(STUDY MATERIAL begins)
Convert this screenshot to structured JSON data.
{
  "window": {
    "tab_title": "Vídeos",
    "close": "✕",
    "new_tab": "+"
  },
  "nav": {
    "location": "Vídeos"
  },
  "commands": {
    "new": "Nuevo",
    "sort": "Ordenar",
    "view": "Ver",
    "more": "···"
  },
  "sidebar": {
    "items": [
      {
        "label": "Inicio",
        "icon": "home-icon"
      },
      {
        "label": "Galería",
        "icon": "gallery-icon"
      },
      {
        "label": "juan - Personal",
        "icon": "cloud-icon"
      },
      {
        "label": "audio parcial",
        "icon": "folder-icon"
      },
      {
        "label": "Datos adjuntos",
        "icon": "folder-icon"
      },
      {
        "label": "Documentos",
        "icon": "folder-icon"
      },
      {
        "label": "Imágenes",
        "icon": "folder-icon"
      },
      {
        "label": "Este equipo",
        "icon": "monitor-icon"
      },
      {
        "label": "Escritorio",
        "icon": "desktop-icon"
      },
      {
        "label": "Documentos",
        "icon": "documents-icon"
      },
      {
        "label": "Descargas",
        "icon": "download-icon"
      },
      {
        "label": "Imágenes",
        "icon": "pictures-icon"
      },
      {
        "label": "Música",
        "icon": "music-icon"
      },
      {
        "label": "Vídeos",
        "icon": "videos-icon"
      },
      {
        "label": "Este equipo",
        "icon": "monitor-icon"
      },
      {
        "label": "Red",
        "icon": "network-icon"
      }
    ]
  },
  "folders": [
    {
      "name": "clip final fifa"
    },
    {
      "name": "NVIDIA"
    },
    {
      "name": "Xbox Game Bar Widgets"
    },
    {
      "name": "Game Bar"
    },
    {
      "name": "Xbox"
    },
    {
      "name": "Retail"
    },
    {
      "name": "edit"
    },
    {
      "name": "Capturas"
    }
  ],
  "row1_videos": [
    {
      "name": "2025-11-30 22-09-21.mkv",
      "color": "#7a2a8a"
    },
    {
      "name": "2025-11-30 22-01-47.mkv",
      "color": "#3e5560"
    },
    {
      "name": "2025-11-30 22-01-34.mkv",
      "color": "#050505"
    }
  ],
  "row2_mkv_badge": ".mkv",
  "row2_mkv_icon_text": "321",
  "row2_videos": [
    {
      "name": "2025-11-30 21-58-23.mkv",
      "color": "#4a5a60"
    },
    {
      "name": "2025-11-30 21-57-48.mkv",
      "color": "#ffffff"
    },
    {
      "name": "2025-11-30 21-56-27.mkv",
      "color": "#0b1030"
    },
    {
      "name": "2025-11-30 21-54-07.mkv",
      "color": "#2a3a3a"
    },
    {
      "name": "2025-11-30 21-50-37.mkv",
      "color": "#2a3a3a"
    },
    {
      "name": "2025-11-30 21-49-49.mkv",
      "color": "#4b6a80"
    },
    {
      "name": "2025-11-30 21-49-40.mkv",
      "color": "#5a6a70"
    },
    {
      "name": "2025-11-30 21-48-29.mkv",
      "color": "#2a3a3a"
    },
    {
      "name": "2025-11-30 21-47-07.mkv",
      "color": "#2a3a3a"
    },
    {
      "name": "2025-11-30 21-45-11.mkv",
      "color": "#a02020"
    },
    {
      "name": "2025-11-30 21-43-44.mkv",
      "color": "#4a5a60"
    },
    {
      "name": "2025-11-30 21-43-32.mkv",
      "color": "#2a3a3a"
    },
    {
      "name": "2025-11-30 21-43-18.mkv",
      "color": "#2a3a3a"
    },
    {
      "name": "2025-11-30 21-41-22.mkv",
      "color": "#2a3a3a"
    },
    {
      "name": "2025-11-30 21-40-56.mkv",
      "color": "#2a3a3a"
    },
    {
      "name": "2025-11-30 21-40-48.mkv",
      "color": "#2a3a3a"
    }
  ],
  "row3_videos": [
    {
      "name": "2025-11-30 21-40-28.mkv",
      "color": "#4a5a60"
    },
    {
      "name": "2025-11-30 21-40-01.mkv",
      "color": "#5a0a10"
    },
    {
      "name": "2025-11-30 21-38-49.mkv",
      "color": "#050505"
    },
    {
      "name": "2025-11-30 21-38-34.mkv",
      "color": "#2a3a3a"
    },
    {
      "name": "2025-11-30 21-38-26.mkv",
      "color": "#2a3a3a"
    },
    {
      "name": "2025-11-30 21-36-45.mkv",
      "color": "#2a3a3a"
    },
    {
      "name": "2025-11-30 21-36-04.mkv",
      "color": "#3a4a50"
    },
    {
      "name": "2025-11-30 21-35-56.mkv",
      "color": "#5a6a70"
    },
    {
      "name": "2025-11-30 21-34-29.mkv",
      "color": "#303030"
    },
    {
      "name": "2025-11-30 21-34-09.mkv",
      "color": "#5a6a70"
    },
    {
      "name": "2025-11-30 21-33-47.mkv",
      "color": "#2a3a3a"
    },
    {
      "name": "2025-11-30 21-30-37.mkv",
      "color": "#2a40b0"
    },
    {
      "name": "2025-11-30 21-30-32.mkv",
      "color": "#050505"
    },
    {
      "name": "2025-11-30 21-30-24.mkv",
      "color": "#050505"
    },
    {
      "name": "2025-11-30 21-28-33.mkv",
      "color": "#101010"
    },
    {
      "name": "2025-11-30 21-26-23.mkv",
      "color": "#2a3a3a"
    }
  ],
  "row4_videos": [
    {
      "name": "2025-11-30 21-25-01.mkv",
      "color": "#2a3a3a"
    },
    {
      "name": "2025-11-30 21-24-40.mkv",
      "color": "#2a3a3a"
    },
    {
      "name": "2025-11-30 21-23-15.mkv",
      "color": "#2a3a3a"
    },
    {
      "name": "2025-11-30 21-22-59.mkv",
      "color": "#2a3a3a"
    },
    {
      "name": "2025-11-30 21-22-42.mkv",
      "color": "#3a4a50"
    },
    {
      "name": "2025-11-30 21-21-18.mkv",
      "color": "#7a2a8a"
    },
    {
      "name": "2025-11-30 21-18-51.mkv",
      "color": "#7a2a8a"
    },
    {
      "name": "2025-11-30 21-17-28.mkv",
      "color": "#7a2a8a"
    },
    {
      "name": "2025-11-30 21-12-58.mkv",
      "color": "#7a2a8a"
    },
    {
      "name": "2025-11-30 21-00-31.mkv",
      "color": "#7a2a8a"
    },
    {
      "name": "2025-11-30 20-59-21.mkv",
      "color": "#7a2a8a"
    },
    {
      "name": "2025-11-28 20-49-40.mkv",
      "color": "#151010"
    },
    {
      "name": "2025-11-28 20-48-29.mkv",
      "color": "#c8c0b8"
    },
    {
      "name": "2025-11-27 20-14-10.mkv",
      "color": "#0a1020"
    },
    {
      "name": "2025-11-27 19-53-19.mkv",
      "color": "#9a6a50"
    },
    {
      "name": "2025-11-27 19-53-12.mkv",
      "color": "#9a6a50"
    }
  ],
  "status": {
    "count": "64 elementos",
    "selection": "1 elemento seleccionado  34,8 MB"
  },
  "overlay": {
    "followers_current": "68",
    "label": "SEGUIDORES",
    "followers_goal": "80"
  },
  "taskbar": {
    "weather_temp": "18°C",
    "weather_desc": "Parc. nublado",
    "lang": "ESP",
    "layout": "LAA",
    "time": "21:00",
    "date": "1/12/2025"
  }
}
(STUDY MATERIAL ends)
▶ AIM OF THE EXERCISE
Retype every line above with nothing changed.

▶ SOLUTION
Convert this screenshot to structured JSON data.
{
  "window": {
    "tab_title": "Vídeos",
    "close": "✕",
    "new_tab": "+"
  },
  "nav": {
    "location": "Vídeos"
  },
  "commands": {
    "new": "Nuevo",
    "sort": "Ordenar",
    "view": "Ver",
    "more": "···"
  },
  "sidebar": {
    "items": [
      {
        "label": "Inicio",
        "icon": "home-icon"
      },
      {
        "label": "Galería",
        "icon": "gallery-icon"
      },
      {
        "label": "juan - Personal",
        "icon": "cloud-icon"
      },
      {
        "label": "audio parcial",
        "icon": "folder-icon"
      },
      {
        "label": "Datos adjuntos",
        "icon": "folder-icon"
      },
      {
        "label": "Documentos",
        "icon": "folder-icon"
      },
      {
        "label": "Imágenes",
        "icon": "folder-icon"
      },
      {
        "label": "Este equipo",
        "icon": "monitor-icon"
      },
      {
        "label": "Escritorio",
        "icon": "desktop-icon"
      },
      {
        "label": "Documentos",
        "icon": "documents-icon"
      },
      {
        "label": "Descargas",
        "icon": "download-icon"
      },
      {
        "label": "Imágenes",
        "icon": "pictures-icon"
      },
      {
        "label": "Música",
        "icon": "music-icon"
      },
      {
        "label": "Vídeos",
        "icon": "videos-icon"
      },
      {
        "label": "Este equipo",
        "icon": "monitor-icon"
      },
      {
        "label": "Red",
        "icon": "network-icon"
      }
    ]
  },
  "folders": [
    {
      "name": "clip final fifa"
    },
    {
      "name": "NVIDIA"
    },
    {
      "name": "Xbox Game Bar Widgets"
    },
    {
      "name": "Game Bar"
    },
    {
      "name": "Xbox"
    },
    {
      "name": "Retail"
    },
    {
      "name": "edit"
    },
    {
      "name": "Capturas"
    }
  ],
  "row1_videos": [
    {
      "name": "2025-11-30 22-09-21.mkv",
      "color": "#7a2a8a"
    },
    {
      "name": "2025-11-30 22-01-47.mkv",
      "color": "#3e5560"
    },
    {
      "name": "2025-11-30 22-01-34.mkv",
      "color": "#050505"
    }
  ],
  "row2_mkv_badge": ".mkv",
  "row2_mkv_icon_text": "321",
  "row2_videos": [
    {
      "name": "2025-11-30 21-58-23.mkv",
      "color": "#4a5a60"
    },
    {
      "name": "2025-11-30 21-57-48.mkv",
      "color": "#ffffff"
    },
    {
      "name": "2025-11-30 21-56-27.mkv",
      "color": "#0b1030"
    },
    {
      "name": "2025-11-30 21-54-07.mkv",
      "color": "#2a3a3a"
    },
    {
      "name": "2025-11-30 21-50-37.mkv",
      "color": "#2a3a3a"
    },
    {
      "name": "2025-11-30 21-49-49.mkv",
      "color": "#4b6a80"
    },
    {
      "name": "2025-11-30 21-49-40.mkv",
      "color": "#5a6a70"
    },
    {
      "name": "2025-11-30 21-48-29.mkv",
      "color": "#2a3a3a"
    },
    {
      "name": "2025-11-30 21-47-07.mkv",
      "color": "#2a3a3a"
    },
    {
      "name": "2025-11-30 21-45-11.mkv",
      "color": "#a02020"
    },
    {
      "name": "2025-11-30 21-43-44.mkv",
      "color": "#4a5a60"
    },
    {
      "name": "2025-11-30 21-43-32.mkv",
      "color": "#2a3a3a"
    },
    {
      "name": "2025-11-30 21-43-18.mkv",
      "color": "#2a3a3a"
    },
    {
      "name": "2025-11-30 21-41-22.mkv",
      "color": "#2a3a3a"
    },
    {
      "name": "2025-11-30 21-40-56.mkv",
      "color": "#2a3a3a"
    },
    {
      "name": "2025-11-30 21-40-48.mkv",
      "color": "#2a3a3a"
    }
  ],
  "row3_videos": [
    {
      "name": "2025-11-30 21-40-28.mkv",
      "color": "#4a5a60"
    },
    {
      "name": "2025-11-30 21-40-01.mkv",
      "color": "#5a0a10"
    },
    {
      "name": "2025-11-30 21-38-49.mkv",
      "color": "#050505"
    },
    {
      "name": "2025-11-30 21-38-34.mkv",
      "color": "#2a3a3a"
    },
    {
      "name": "2025-11-30 21-38-26.mkv",
      "color": "#2a3a3a"
    },
    {
      "name": "2025-11-30 21-36-45.mkv",
      "color": "#2a3a3a"
    },
    {
      "name": "2025-11-30 21-36-04.mkv",
      "color": "#3a4a50"
    },
    {
      "name": "2025-11-30 21-35-56.mkv",
      "color": "#5a6a70"
    },
    {
      "name": "2025-11-30 21-34-29.mkv",
      "color": "#303030"
    },
    {
      "name": "2025-11-30 21-34-09.mkv",
      "color": "#5a6a70"
    },
    {
      "name": "2025-11-30 21-33-47.mkv",
      "color": "#2a3a3a"
    },
    {
      "name": "2025-11-30 21-30-37.mkv",
      "color": "#2a40b0"
    },
    {
      "name": "2025-11-30 21-30-32.mkv",
      "color": "#050505"
    },
    {
      "name": "2025-11-30 21-30-24.mkv",
      "color": "#050505"
    },
    {
      "name": "2025-11-30 21-28-33.mkv",
      "color": "#101010"
    },
    {
      "name": "2025-11-30 21-26-23.mkv",
      "color": "#2a3a3a"
    }
  ],
  "row4_videos": [
    {
      "name": "2025-11-30 21-25-01.mkv",
      "color": "#2a3a3a"
    },
    {
      "name": "2025-11-30 21-24-40.mkv",
      "color": "#2a3a3a"
    },
    {
      "name": "2025-11-30 21-23-15.mkv",
      "color": "#2a3a3a"
    },
    {
      "name": "2025-11-30 21-22-59.mkv",
      "color": "#2a3a3a"
    },
    {
      "name": "2025-11-30 21-22-42.mkv",
      "color": "#3a4a50"
    },
    {
      "name": "2025-11-30 21-21-18.mkv",
      "color": "#7a2a8a"
    },
    {
      "name": "2025-11-30 21-18-51.mkv",
      "color": "#7a2a8a"
    },
    {
      "name": "2025-11-30 21-17-28.mkv",
      "color": "#7a2a8a"
    },
    {
      "name": "2025-11-30 21-12-58.mkv",
      "color": "#7a2a8a"
    },
    {
      "name": "2025-11-30 21-00-31.mkv",
      "color": "#7a2a8a"
    },
    {
      "name": "2025-11-30 20-59-21.mkv",
      "color": "#7a2a8a"
    },
    {
      "name": "2025-11-28 20-49-40.mkv",
      "color": "#151010"
    },
    {
      "name": "2025-11-28 20-48-29.mkv",
      "color": "#c8c0b8"
    },
    {
      "name": "2025-11-27 20-14-10.mkv",
      "color": "#0a1020"
    },
    {
      "name": "2025-11-27 19-53-19.mkv",
      "color": "#9a6a50"
    },
    {
      "name": "2025-11-27 19-53-12.mkv",
      "color": "#9a6a50"
    }
  ],
  "status": {
    "count": "64 elementos",
    "selection": "1 elemento seleccionado  34,8 MB"
  },
  "overlay": {
    "followers_current": "68",
    "label": "SEGUIDORES",
    "followers_goal": "80"
  },
  "taskbar": {
    "weather_temp": "18°C",
    "weather_desc": "Parc. nublado",
    "lang": "ESP",
    "layout": "LAA",
    "time": "21:00",
    "date": "1/12/2025"
  }
}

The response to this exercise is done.